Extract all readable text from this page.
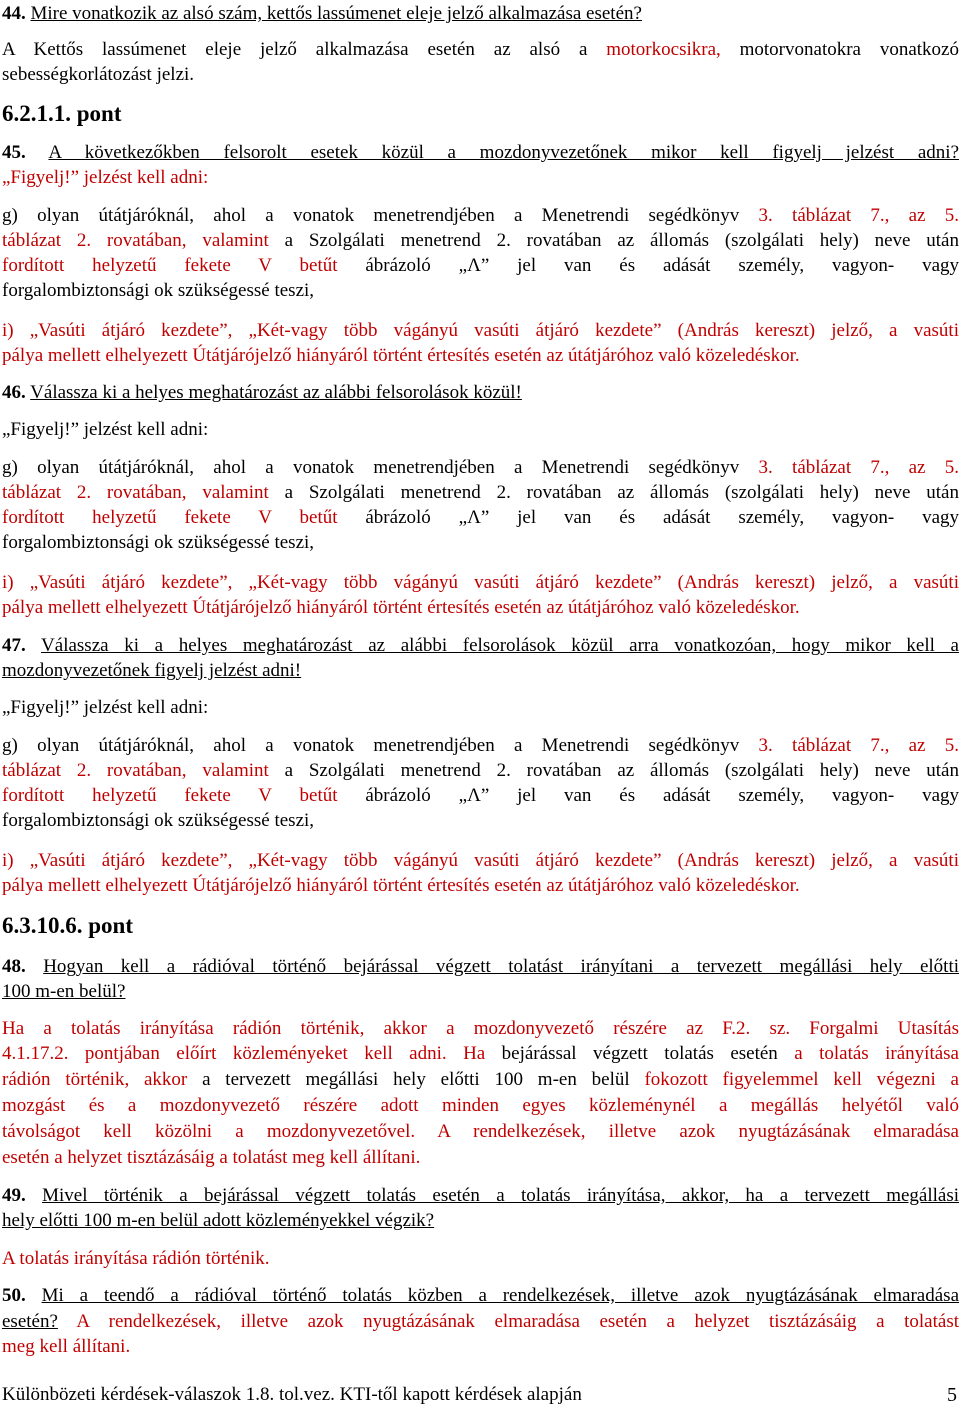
44. Mire vonatkozik az alsó szám, kettős lassúmenet eleje jelző alkalmazása esetén?
A Kettős lassúmenet eleje jelző alkalmazása esetén az alsó a motorkocsikra, motorvonatokra vonatkozó
sebességkorlátozást jelzi.
6.2.1.1. pont
45. A következőkben felsorolt esetek közül a mozdonyvezetőnek mikor kell figyelj jelzést adni?
„Figyelj!” jelzést kell adni:
g) olyan útátjáróknál, ahol a vonatok menetrendjében a Menetrendi segédkönyv 3. táblázat 7., az 5.
táblázat 2. rovatában, valamint a Szolgálati menetrend 2. rovatában az állomás (szolgálati hely) neve után
fordított helyzetű fekete V betűt ábrázoló „Λ” jel van és adását személy, vagyon- vagy
forgalombiztonsági ok szükségessé teszi,
i) „Vasúti átjáró kezdete”, „Két-vagy több vágányú vasúti átjáró kezdete” (András kereszt) jelző, a vasúti
pálya mellett elhelyezett Útátjárójelző hiányáról történt értesítés esetén az útátjáróhoz való közeledéskor.
46. Válassza ki a helyes meghatározást az alábbi felsorolások közül!
„Figyelj!” jelzést kell adni:
g) olyan útátjáróknál, ahol a vonatok menetrendjében a Menetrendi segédkönyv 3. táblázat 7., az 5.
táblázat 2. rovatában, valamint a Szolgálati menetrend 2. rovatában az állomás (szolgálati hely) neve után
fordított helyzetű fekete V betűt ábrázoló „Λ” jel van és adását személy, vagyon- vagy
forgalombiztonsági ok szükségessé teszi,
i) „Vasúti átjáró kezdete”, „Két-vagy több vágányú vasúti átjáró kezdete” (András kereszt) jelző, a vasúti
pálya mellett elhelyezett Útátjárójelző hiányáról történt értesítés esetén az útátjáróhoz való közeledéskor.
47. Válassza ki a helyes meghatározást az alábbi felsorolások közül arra vonatkozóan, hogy mikor kell a
mozdonyvezetőnek figyelj jelzést adni!
„Figyelj!” jelzést kell adni:
g) olyan útátjáróknál, ahol a vonatok menetrendjében a Menetrendi segédkönyv 3. táblázat 7., az 5.
táblázat 2. rovatában, valamint a Szolgálati menetrend 2. rovatában az állomás (szolgálati hely) neve után
fordított helyzetű fekete V betűt ábrázoló „Λ” jel van és adását személy, vagyon- vagy
forgalombiztonsági ok szükségessé teszi,
i) „Vasúti átjáró kezdete”, „Két-vagy több vágányú vasúti átjáró kezdete” (András kereszt) jelző, a vasúti
pálya mellett elhelyezett Útátjárójelző hiányáról történt értesítés esetén az útátjáróhoz való közeledéskor.
6.3.10.6. pont
48. Hogyan kell a rádióval történő bejárással végzett tolatást irányítani a tervezett megállási hely előtti
100 m-en belül?
Ha a tolatás irányítása rádión történik, akkor a mozdonyvezető részére az F.2. sz. Forgalmi Utasítás
4.1.17.2. pontjában előírt közleményeket kell adni. Ha bejárással végzett tolatás esetén a tolatás irányítása
rádión történik, akkor a tervezett megállási hely előtti 100 m-en belül fokozott figyelemmel kell végezni a
mozgást és a mozdonyvezető részére adott minden egyes közleménynél a megállás helyétől való
távolságot kell közölni a mozdonyvezetővel. A rendelkezések, illetve azok nyugtázásának elmaradása
esetén a helyzet tisztázásáig a tolatást meg kell állítani.
49. Mivel történik a bejárással végzett tolatás esetén a tolatás irányítása, akkor, ha a tervezett megállási
hely előtti 100 m-en belül adott közleményekkel végzik?
A tolatás irányítása rádión történik.
50. Mi a teendő a rádióval történő tolatás közben a rendelkezések, illetve azok nyugtázásának elmaradása
esetén? A rendelkezések, illetve azok nyugtázásának elmaradása esetén a helyzet tisztázásáig a tolatást
meg kell állítani.
Különbözeti kérdések-válaszok 1.8. tol.vez. KTI-től kapott kérdések alapján	5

+ + + +

Collect each line holding the string "nyugtázásának".

távolságot kell közölni a mozdonyvezetővel. A rendelkezések, illetve azok nyugtázásának elmaradása
50. Mi a teendő a rádióval történő tolatás közben a rendelkezések, illetve azok nyugtázásának elmaradása
esetén? A rendelkezések, illetve azok nyugtázásának elmaradása esetén a helyzet tisztázásáig a tolatást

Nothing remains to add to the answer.